▶ EXERCISE DIRECTIONS
Transcribe each line of the material as it is, and drop any picture.

Structured figure records:
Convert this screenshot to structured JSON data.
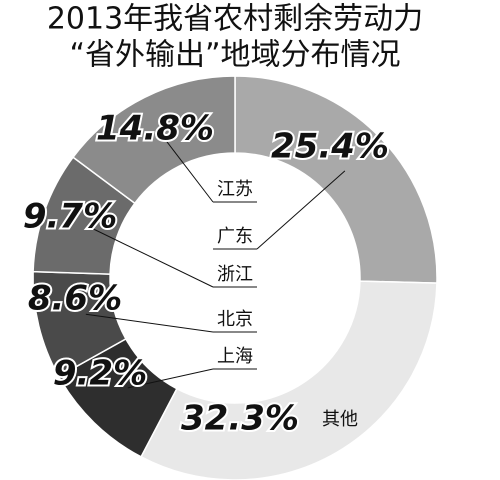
{
  "chart_data": {
    "type": "pie",
    "title": "2013年我省农村剩余劳动力",
    "subtitle": "“省外输出”地域分布情况",
    "categories": [
      "广东",
      "其他",
      "上海",
      "北京",
      "浙江",
      "江苏"
    ],
    "values": [
      25.4,
      32.3,
      9.2,
      8.6,
      9.7,
      14.8
    ],
    "value_labels": [
      "25.4%",
      "32.3%",
      "9.2%",
      "8.6%",
      "9.7%",
      "14.8%"
    ],
    "colors": [
      "#a9a9a9",
      "#e8e8e8",
      "#2e2e2e",
      "#4a4a4a",
      "#6b6b6b",
      "#8b8b8b"
    ],
    "donut": true
  }
}
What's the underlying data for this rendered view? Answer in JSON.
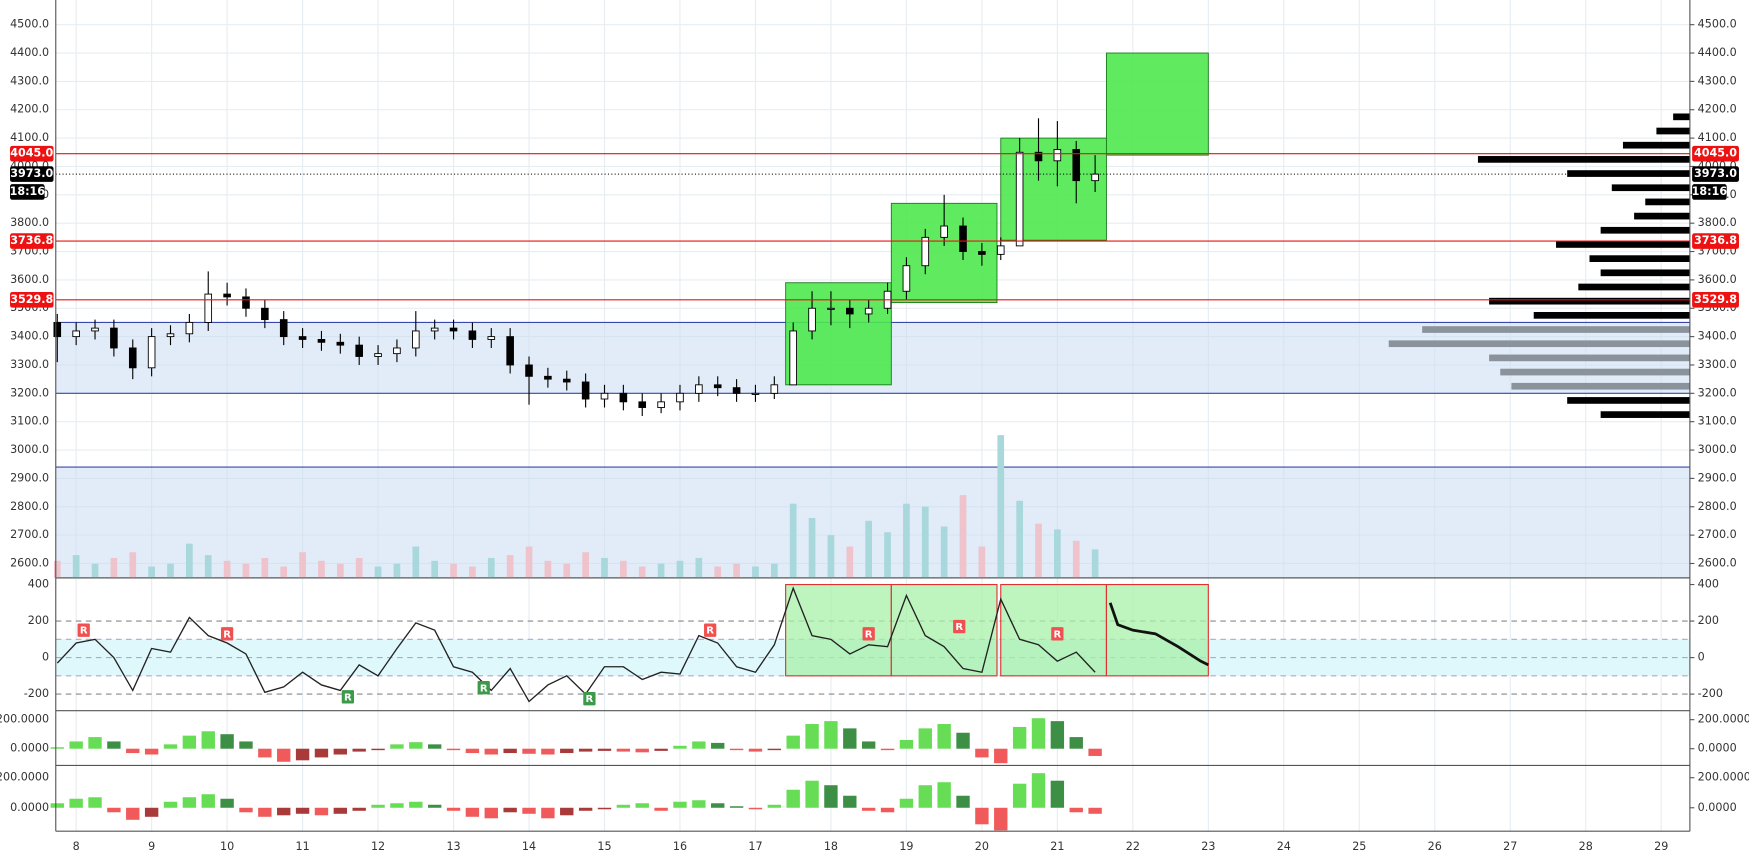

▶ THE SOLUTION
Convert this screenshot to structured JSON data.
{
  "chart_data": {
    "type": "pie",
    "title": "2013年我省农村剩余劳动力",
    "subtitle": "“省外输出”地域分布情况",
    "categories": [
      "广东",
      "其他",
      "上海",
      "北京",
      "浙江",
      "江苏"
    ],
    "values": [
      25.4,
      32.3,
      9.2,
      8.6,
      9.7,
      14.8
    ],
    "value_labels": [
      "25.4%",
      "32.3%",
      "9.2%",
      "8.6%",
      "9.7%",
      "14.8%"
    ],
    "colors": [
      "#a9a9a9",
      "#e8e8e8",
      "#2e2e2e",
      "#4a4a4a",
      "#6b6b6b",
      "#8b8b8b"
    ],
    "donut": true
  }
}
What's the underlying data for this rendered view? Answer in JSON.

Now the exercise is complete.